- **Direction**
Print all of the data exactly.

+--

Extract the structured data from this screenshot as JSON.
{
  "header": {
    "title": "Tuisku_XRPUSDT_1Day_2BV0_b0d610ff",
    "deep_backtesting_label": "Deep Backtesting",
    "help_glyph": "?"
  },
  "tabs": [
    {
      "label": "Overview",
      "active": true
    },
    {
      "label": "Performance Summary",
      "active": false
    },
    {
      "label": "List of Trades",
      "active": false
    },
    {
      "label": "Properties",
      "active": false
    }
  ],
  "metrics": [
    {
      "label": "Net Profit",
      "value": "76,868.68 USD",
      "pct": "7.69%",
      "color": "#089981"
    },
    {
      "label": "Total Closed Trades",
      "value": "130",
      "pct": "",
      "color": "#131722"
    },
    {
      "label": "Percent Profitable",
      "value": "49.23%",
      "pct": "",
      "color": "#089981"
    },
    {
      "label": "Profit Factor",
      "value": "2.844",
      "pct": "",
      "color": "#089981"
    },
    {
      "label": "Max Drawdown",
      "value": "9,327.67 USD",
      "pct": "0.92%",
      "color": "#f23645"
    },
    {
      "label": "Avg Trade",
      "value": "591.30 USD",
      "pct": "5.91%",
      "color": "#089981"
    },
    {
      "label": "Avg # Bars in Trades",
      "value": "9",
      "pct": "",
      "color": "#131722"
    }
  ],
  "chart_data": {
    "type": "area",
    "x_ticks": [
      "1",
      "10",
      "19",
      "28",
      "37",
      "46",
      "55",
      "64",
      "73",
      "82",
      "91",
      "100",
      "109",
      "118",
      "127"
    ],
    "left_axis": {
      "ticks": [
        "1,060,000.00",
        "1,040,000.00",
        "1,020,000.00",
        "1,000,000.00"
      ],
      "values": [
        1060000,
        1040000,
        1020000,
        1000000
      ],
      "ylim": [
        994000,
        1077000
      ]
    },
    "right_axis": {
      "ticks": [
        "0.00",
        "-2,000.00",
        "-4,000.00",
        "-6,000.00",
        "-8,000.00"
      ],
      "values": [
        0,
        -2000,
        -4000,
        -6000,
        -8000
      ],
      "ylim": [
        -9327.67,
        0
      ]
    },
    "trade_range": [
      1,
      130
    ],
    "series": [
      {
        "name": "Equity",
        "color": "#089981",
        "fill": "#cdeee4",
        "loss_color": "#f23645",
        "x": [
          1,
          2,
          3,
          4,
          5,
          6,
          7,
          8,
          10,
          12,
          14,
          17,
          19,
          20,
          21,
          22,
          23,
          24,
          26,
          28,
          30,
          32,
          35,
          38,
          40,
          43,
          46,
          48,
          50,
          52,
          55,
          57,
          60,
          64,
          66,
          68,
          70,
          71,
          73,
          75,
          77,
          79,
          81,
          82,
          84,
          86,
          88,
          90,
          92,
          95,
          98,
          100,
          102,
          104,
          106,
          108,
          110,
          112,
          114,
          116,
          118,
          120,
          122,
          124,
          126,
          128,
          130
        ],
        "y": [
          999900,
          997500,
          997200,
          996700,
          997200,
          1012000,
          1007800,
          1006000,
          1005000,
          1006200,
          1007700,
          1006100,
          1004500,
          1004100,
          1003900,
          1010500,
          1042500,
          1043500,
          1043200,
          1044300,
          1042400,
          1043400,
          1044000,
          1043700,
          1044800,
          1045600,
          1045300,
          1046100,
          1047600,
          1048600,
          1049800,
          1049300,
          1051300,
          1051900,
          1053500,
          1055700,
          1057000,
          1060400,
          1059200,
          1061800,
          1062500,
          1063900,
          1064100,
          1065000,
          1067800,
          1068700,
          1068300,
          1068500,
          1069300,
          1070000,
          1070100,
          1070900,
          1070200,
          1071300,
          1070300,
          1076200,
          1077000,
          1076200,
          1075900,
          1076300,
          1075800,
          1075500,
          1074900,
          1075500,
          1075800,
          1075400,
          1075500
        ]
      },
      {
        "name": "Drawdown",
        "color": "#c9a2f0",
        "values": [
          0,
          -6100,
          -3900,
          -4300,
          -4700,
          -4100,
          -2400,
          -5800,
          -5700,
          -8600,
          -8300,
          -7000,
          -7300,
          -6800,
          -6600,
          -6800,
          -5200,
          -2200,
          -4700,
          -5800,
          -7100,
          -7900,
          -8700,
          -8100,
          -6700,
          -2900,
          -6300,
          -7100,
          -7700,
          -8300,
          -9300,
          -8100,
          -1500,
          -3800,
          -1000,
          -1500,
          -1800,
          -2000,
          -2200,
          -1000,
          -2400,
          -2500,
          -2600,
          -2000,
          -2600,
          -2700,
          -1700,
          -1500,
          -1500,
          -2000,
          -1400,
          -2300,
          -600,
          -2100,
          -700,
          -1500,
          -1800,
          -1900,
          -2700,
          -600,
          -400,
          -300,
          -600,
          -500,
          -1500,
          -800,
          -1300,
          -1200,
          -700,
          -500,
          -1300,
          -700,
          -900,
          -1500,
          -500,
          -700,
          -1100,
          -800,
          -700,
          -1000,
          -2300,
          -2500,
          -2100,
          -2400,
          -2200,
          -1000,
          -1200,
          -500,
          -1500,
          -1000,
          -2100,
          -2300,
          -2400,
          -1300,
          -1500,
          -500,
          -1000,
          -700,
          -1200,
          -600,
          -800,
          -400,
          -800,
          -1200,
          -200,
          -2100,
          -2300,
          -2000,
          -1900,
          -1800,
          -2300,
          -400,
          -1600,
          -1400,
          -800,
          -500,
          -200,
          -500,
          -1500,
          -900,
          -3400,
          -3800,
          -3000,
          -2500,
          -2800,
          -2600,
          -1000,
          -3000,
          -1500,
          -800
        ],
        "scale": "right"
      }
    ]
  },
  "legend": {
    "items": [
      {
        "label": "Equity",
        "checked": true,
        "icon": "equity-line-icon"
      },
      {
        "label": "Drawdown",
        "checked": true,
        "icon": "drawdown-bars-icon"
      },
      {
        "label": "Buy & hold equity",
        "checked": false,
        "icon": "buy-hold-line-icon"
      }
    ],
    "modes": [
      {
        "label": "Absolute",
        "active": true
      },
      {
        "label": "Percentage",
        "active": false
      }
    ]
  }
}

+--

- **Response to this exercise**
Extract the structured data from this screenshot as JSON.
{
  "header": {
    "title": "Tuisku_XRPUSDT_1Day_2BV0_b0d610ff",
    "deep_backtesting_label": "Deep Backtesting",
    "help_glyph": "?"
  },
  "tabs": [
    {
      "label": "Overview",
      "active": true
    },
    {
      "label": "Performance Summary",
      "active": false
    },
    {
      "label": "List of Trades",
      "active": false
    },
    {
      "label": "Properties",
      "active": false
    }
  ],
  "metrics": [
    {
      "label": "Net Profit",
      "value": "76,868.68 USD",
      "pct": "7.69%",
      "color": "#089981"
    },
    {
      "label": "Total Closed Trades",
      "value": "130",
      "pct": "",
      "color": "#131722"
    },
    {
      "label": "Percent Profitable",
      "value": "49.23%",
      "pct": "",
      "color": "#089981"
    },
    {
      "label": "Profit Factor",
      "value": "2.844",
      "pct": "",
      "color": "#089981"
    },
    {
      "label": "Max Drawdown",
      "value": "9,327.67 USD",
      "pct": "0.92%",
      "color": "#f23645"
    },
    {
      "label": "Avg Trade",
      "value": "591.30 USD",
      "pct": "5.91%",
      "color": "#089981"
    },
    {
      "label": "Avg # Bars in Trades",
      "value": "9",
      "pct": "",
      "color": "#131722"
    }
  ],
  "chart_data": {
    "type": "area",
    "x_ticks": [
      "1",
      "10",
      "19",
      "28",
      "37",
      "46",
      "55",
      "64",
      "73",
      "82",
      "91",
      "100",
      "109",
      "118",
      "127"
    ],
    "left_axis": {
      "ticks": [
        "1,060,000.00",
        "1,040,000.00",
        "1,020,000.00",
        "1,000,000.00"
      ],
      "values": [
        1060000,
        1040000,
        1020000,
        1000000
      ],
      "ylim": [
        994000,
        1077000
      ]
    },
    "right_axis": {
      "ticks": [
        "0.00",
        "-2,000.00",
        "-4,000.00",
        "-6,000.00",
        "-8,000.00"
      ],
      "values": [
        0,
        -2000,
        -4000,
        -6000,
        -8000
      ],
      "ylim": [
        -9327.67,
        0
      ]
    },
    "trade_range": [
      1,
      130
    ],
    "series": [
      {
        "name": "Equity",
        "color": "#089981",
        "fill": "#cdeee4",
        "loss_color": "#f23645",
        "x": [
          1,
          2,
          3,
          4,
          5,
          6,
          7,
          8,
          10,
          12,
          14,
          17,
          19,
          20,
          21,
          22,
          23,
          24,
          26,
          28,
          30,
          32,
          35,
          38,
          40,
          43,
          46,
          48,
          50,
          52,
          55,
          57,
          60,
          64,
          66,
          68,
          70,
          71,
          73,
          75,
          77,
          79,
          81,
          82,
          84,
          86,
          88,
          90,
          92,
          95,
          98,
          100,
          102,
          104,
          106,
          108,
          110,
          112,
          114,
          116,
          118,
          120,
          122,
          124,
          126,
          128,
          130
        ],
        "y": [
          999900,
          997500,
          997200,
          996700,
          997200,
          1012000,
          1007800,
          1006000,
          1005000,
          1006200,
          1007700,
          1006100,
          1004500,
          1004100,
          1003900,
          1010500,
          1042500,
          1043500,
          1043200,
          1044300,
          1042400,
          1043400,
          1044000,
          1043700,
          1044800,
          1045600,
          1045300,
          1046100,
          1047600,
          1048600,
          1049800,
          1049300,
          1051300,
          1051900,
          1053500,
          1055700,
          1057000,
          1060400,
          1059200,
          1061800,
          1062500,
          1063900,
          1064100,
          1065000,
          1067800,
          1068700,
          1068300,
          1068500,
          1069300,
          1070000,
          1070100,
          1070900,
          1070200,
          1071300,
          1070300,
          1076200,
          1077000,
          1076200,
          1075900,
          1076300,
          1075800,
          1075500,
          1074900,
          1075500,
          1075800,
          1075400,
          1075500
        ]
      },
      {
        "name": "Drawdown",
        "color": "#c9a2f0",
        "values": [
          0,
          -6100,
          -3900,
          -4300,
          -4700,
          -4100,
          -2400,
          -5800,
          -5700,
          -8600,
          -8300,
          -7000,
          -7300,
          -6800,
          -6600,
          -6800,
          -5200,
          -2200,
          -4700,
          -5800,
          -7100,
          -7900,
          -8700,
          -8100,
          -6700,
          -2900,
          -6300,
          -7100,
          -7700,
          -8300,
          -9300,
          -8100,
          -1500,
          -3800,
          -1000,
          -1500,
          -1800,
          -2000,
          -2200,
          -1000,
          -2400,
          -2500,
          -2600,
          -2000,
          -2600,
          -2700,
          -1700,
          -1500,
          -1500,
          -2000,
          -1400,
          -2300,
          -600,
          -2100,
          -700,
          -1500,
          -1800,
          -1900,
          -2700,
          -600,
          -400,
          -300,
          -600,
          -500,
          -1500,
          -800,
          -1300,
          -1200,
          -700,
          -500,
          -1300,
          -700,
          -900,
          -1500,
          -500,
          -700,
          -1100,
          -800,
          -700,
          -1000,
          -2300,
          -2500,
          -2100,
          -2400,
          -2200,
          -1000,
          -1200,
          -500,
          -1500,
          -1000,
          -2100,
          -2300,
          -2400,
          -1300,
          -1500,
          -500,
          -1000,
          -700,
          -1200,
          -600,
          -800,
          -400,
          -800,
          -1200,
          -200,
          -2100,
          -2300,
          -2000,
          -1900,
          -1800,
          -2300,
          -400,
          -1600,
          -1400,
          -800,
          -500,
          -200,
          -500,
          -1500,
          -900,
          -3400,
          -3800,
          -3000,
          -2500,
          -2800,
          -2600,
          -1000,
          -3000,
          -1500,
          -800
        ],
        "scale": "right"
      }
    ]
  },
  "legend": {
    "items": [
      {
        "label": "Equity",
        "checked": true,
        "icon": "equity-line-icon"
      },
      {
        "label": "Drawdown",
        "checked": true,
        "icon": "drawdown-bars-icon"
      },
      {
        "label": "Buy & hold equity",
        "checked": false,
        "icon": "buy-hold-line-icon"
      }
    ],
    "modes": [
      {
        "label": "Absolute",
        "active": true
      },
      {
        "label": "Percentage",
        "active": false
      }
    ]
  }
}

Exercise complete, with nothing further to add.